YOUR INSTRUCTIONS: Repeat, exactly and completely, the entries shown underneath.

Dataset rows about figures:
========================================

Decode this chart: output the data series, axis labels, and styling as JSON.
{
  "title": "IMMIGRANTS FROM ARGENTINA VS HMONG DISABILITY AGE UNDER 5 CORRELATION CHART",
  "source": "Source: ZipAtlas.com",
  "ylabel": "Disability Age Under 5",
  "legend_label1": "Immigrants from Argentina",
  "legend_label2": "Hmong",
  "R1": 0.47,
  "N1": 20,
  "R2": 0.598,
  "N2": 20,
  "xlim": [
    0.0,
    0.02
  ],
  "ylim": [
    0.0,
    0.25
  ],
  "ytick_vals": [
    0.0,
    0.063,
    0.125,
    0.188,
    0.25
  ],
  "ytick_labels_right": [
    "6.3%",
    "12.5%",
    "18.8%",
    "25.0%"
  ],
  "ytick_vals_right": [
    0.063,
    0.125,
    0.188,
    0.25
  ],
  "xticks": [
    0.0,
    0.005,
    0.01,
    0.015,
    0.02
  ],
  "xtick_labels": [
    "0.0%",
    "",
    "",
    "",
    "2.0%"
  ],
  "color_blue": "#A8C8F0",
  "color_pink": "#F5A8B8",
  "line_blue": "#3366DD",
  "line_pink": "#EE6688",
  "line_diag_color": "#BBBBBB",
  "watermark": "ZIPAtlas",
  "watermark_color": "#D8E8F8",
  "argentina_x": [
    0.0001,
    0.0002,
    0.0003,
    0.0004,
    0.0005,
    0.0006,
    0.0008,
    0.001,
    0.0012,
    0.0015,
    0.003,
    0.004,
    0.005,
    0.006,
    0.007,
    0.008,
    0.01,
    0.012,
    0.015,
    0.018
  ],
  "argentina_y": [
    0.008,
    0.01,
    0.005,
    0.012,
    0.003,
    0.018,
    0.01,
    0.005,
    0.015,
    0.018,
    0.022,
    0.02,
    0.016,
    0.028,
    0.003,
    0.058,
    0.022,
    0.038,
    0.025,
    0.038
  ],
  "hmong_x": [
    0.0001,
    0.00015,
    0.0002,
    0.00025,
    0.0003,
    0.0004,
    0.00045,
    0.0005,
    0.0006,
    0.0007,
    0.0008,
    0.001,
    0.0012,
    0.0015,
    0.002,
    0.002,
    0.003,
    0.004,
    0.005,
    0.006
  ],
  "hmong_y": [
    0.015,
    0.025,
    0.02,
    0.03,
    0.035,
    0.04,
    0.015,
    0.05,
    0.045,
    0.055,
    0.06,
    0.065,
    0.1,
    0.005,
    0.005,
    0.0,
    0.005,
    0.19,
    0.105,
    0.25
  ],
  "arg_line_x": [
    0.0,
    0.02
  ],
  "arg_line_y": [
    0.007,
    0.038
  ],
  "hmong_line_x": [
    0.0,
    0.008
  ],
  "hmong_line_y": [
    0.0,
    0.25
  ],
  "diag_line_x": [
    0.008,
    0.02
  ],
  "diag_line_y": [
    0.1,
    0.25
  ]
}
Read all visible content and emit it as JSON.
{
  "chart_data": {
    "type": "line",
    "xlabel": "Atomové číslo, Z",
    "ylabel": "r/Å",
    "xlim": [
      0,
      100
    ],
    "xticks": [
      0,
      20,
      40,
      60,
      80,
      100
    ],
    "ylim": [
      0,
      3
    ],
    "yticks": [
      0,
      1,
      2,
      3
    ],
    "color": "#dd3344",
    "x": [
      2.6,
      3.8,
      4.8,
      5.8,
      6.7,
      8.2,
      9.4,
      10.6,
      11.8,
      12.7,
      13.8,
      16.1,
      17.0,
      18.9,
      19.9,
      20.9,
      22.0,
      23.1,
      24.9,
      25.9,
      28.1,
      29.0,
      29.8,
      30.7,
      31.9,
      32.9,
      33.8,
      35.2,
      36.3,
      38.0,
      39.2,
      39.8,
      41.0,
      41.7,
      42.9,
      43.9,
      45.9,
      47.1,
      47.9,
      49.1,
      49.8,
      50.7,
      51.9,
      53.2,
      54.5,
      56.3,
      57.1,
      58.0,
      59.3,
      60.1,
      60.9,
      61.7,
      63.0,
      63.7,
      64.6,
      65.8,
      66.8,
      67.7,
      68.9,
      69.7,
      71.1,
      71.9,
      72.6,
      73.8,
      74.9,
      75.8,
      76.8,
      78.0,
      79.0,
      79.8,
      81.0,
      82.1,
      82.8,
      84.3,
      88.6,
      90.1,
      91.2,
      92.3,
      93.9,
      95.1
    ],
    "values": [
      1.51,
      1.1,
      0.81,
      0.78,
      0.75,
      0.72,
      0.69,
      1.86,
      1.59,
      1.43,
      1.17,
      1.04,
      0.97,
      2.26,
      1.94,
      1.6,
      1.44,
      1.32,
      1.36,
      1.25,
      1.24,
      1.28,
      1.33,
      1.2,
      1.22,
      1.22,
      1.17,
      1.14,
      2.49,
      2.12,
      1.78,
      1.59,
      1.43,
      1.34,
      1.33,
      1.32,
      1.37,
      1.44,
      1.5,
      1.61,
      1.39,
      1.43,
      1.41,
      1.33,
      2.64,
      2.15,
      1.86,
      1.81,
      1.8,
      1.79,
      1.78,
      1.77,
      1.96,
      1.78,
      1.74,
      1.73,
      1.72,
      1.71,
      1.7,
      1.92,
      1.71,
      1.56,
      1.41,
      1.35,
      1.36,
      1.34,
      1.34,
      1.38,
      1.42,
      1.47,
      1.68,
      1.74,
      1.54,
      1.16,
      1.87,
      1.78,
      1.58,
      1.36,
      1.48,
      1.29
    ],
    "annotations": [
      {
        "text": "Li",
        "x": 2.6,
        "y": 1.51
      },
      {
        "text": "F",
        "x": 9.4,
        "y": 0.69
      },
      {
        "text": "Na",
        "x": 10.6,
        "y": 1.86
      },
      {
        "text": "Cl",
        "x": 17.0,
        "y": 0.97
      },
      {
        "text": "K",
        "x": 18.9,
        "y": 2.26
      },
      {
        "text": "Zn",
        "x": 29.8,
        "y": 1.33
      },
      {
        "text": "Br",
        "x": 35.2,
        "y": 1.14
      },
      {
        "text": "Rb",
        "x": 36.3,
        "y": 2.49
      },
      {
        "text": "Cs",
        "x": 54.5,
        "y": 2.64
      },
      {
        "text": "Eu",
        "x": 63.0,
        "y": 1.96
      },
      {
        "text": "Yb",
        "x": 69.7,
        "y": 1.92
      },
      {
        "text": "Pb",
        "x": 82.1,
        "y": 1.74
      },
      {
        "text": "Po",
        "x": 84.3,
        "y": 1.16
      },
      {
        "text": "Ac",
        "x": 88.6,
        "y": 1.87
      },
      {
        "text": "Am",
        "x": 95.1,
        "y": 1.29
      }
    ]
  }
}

========================================

WRITTEN SOLUTION:
Decode this chart: output the data series, axis labels, and styling as JSON.
{
  "title": "IMMIGRANTS FROM ARGENTINA VS HMONG DISABILITY AGE UNDER 5 CORRELATION CHART",
  "source": "Source: ZipAtlas.com",
  "ylabel": "Disability Age Under 5",
  "legend_label1": "Immigrants from Argentina",
  "legend_label2": "Hmong",
  "R1": 0.47,
  "N1": 20,
  "R2": 0.598,
  "N2": 20,
  "xlim": [
    0.0,
    0.02
  ],
  "ylim": [
    0.0,
    0.25
  ],
  "ytick_vals": [
    0.0,
    0.063,
    0.125,
    0.188,
    0.25
  ],
  "ytick_labels_right": [
    "6.3%",
    "12.5%",
    "18.8%",
    "25.0%"
  ],
  "ytick_vals_right": [
    0.063,
    0.125,
    0.188,
    0.25
  ],
  "xticks": [
    0.0,
    0.005,
    0.01,
    0.015,
    0.02
  ],
  "xtick_labels": [
    "0.0%",
    "",
    "",
    "",
    "2.0%"
  ],
  "color_blue": "#A8C8F0",
  "color_pink": "#F5A8B8",
  "line_blue": "#3366DD",
  "line_pink": "#EE6688",
  "line_diag_color": "#BBBBBB",
  "watermark": "ZIPAtlas",
  "watermark_color": "#D8E8F8",
  "argentina_x": [
    0.0001,
    0.0002,
    0.0003,
    0.0004,
    0.0005,
    0.0006,
    0.0008,
    0.001,
    0.0012,
    0.0015,
    0.003,
    0.004,
    0.005,
    0.006,
    0.007,
    0.008,
    0.01,
    0.012,
    0.015,
    0.018
  ],
  "argentina_y": [
    0.008,
    0.01,
    0.005,
    0.012,
    0.003,
    0.018,
    0.01,
    0.005,
    0.015,
    0.018,
    0.022,
    0.02,
    0.016,
    0.028,
    0.003,
    0.058,
    0.022,
    0.038,
    0.025,
    0.038
  ],
  "hmong_x": [
    0.0001,
    0.00015,
    0.0002,
    0.00025,
    0.0003,
    0.0004,
    0.00045,
    0.0005,
    0.0006,
    0.0007,
    0.0008,
    0.001,
    0.0012,
    0.0015,
    0.002,
    0.002,
    0.003,
    0.004,
    0.005,
    0.006
  ],
  "hmong_y": [
    0.015,
    0.025,
    0.02,
    0.03,
    0.035,
    0.04,
    0.015,
    0.05,
    0.045,
    0.055,
    0.06,
    0.065,
    0.1,
    0.005,
    0.005,
    0.0,
    0.005,
    0.19,
    0.105,
    0.25
  ],
  "arg_line_x": [
    0.0,
    0.02
  ],
  "arg_line_y": [
    0.007,
    0.038
  ],
  "hmong_line_x": [
    0.0,
    0.008
  ],
  "hmong_line_y": [
    0.0,
    0.25
  ],
  "diag_line_x": [
    0.008,
    0.02
  ],
  "diag_line_y": [
    0.1,
    0.25
  ]
}
Read all visible content and emit it as JSON.
{
  "chart_data": {
    "type": "line",
    "xlabel": "Atomové číslo, Z",
    "ylabel": "r/Å",
    "xlim": [
      0,
      100
    ],
    "xticks": [
      0,
      20,
      40,
      60,
      80,
      100
    ],
    "ylim": [
      0,
      3
    ],
    "yticks": [
      0,
      1,
      2,
      3
    ],
    "color": "#dd3344",
    "x": [
      2.6,
      3.8,
      4.8,
      5.8,
      6.7,
      8.2,
      9.4,
      10.6,
      11.8,
      12.7,
      13.8,
      16.1,
      17.0,
      18.9,
      19.9,
      20.9,
      22.0,
      23.1,
      24.9,
      25.9,
      28.1,
      29.0,
      29.8,
      30.7,
      31.9,
      32.9,
      33.8,
      35.2,
      36.3,
      38.0,
      39.2,
      39.8,
      41.0,
      41.7,
      42.9,
      43.9,
      45.9,
      47.1,
      47.9,
      49.1,
      49.8,
      50.7,
      51.9,
      53.2,
      54.5,
      56.3,
      57.1,
      58.0,
      59.3,
      60.1,
      60.9,
      61.7,
      63.0,
      63.7,
      64.6,
      65.8,
      66.8,
      67.7,
      68.9,
      69.7,
      71.1,
      71.9,
      72.6,
      73.8,
      74.9,
      75.8,
      76.8,
      78.0,
      79.0,
      79.8,
      81.0,
      82.1,
      82.8,
      84.3,
      88.6,
      90.1,
      91.2,
      92.3,
      93.9,
      95.1
    ],
    "values": [
      1.51,
      1.1,
      0.81,
      0.78,
      0.75,
      0.72,
      0.69,
      1.86,
      1.59,
      1.43,
      1.17,
      1.04,
      0.97,
      2.26,
      1.94,
      1.6,
      1.44,
      1.32,
      1.36,
      1.25,
      1.24,
      1.28,
      1.33,
      1.2,
      1.22,
      1.22,
      1.17,
      1.14,
      2.49,
      2.12,
      1.78,
      1.59,
      1.43,
      1.34,
      1.33,
      1.32,
      1.37,
      1.44,
      1.5,
      1.61,
      1.39,
      1.43,
      1.41,
      1.33,
      2.64,
      2.15,
      1.86,
      1.81,
      1.8,
      1.79,
      1.78,
      1.77,
      1.96,
      1.78,
      1.74,
      1.73,
      1.72,
      1.71,
      1.7,
      1.92,
      1.71,
      1.56,
      1.41,
      1.35,
      1.36,
      1.34,
      1.34,
      1.38,
      1.42,
      1.47,
      1.68,
      1.74,
      1.54,
      1.16,
      1.87,
      1.78,
      1.58,
      1.36,
      1.48,
      1.29
    ],
    "annotations": [
      {
        "text": "Li",
        "x": 2.6,
        "y": 1.51
      },
      {
        "text": "F",
        "x": 9.4,
        "y": 0.69
      },
      {
        "text": "Na",
        "x": 10.6,
        "y": 1.86
      },
      {
        "text": "Cl",
        "x": 17.0,
        "y": 0.97
      },
      {
        "text": "K",
        "x": 18.9,
        "y": 2.26
      },
      {
        "text": "Zn",
        "x": 29.8,
        "y": 1.33
      },
      {
        "text": "Br",
        "x": 35.2,
        "y": 1.14
      },
      {
        "text": "Rb",
        "x": 36.3,
        "y": 2.49
      },
      {
        "text": "Cs",
        "x": 54.5,
        "y": 2.64
      },
      {
        "text": "Eu",
        "x": 63.0,
        "y": 1.96
      },
      {
        "text": "Yb",
        "x": 69.7,
        "y": 1.92
      },
      {
        "text": "Pb",
        "x": 82.1,
        "y": 1.74
      },
      {
        "text": "Po",
        "x": 84.3,
        "y": 1.16
      },
      {
        "text": "Ac",
        "x": 88.6,
        "y": 1.87
      },
      {
        "text": "Am",
        "x": 95.1,
        "y": 1.29
      }
    ]
  }
}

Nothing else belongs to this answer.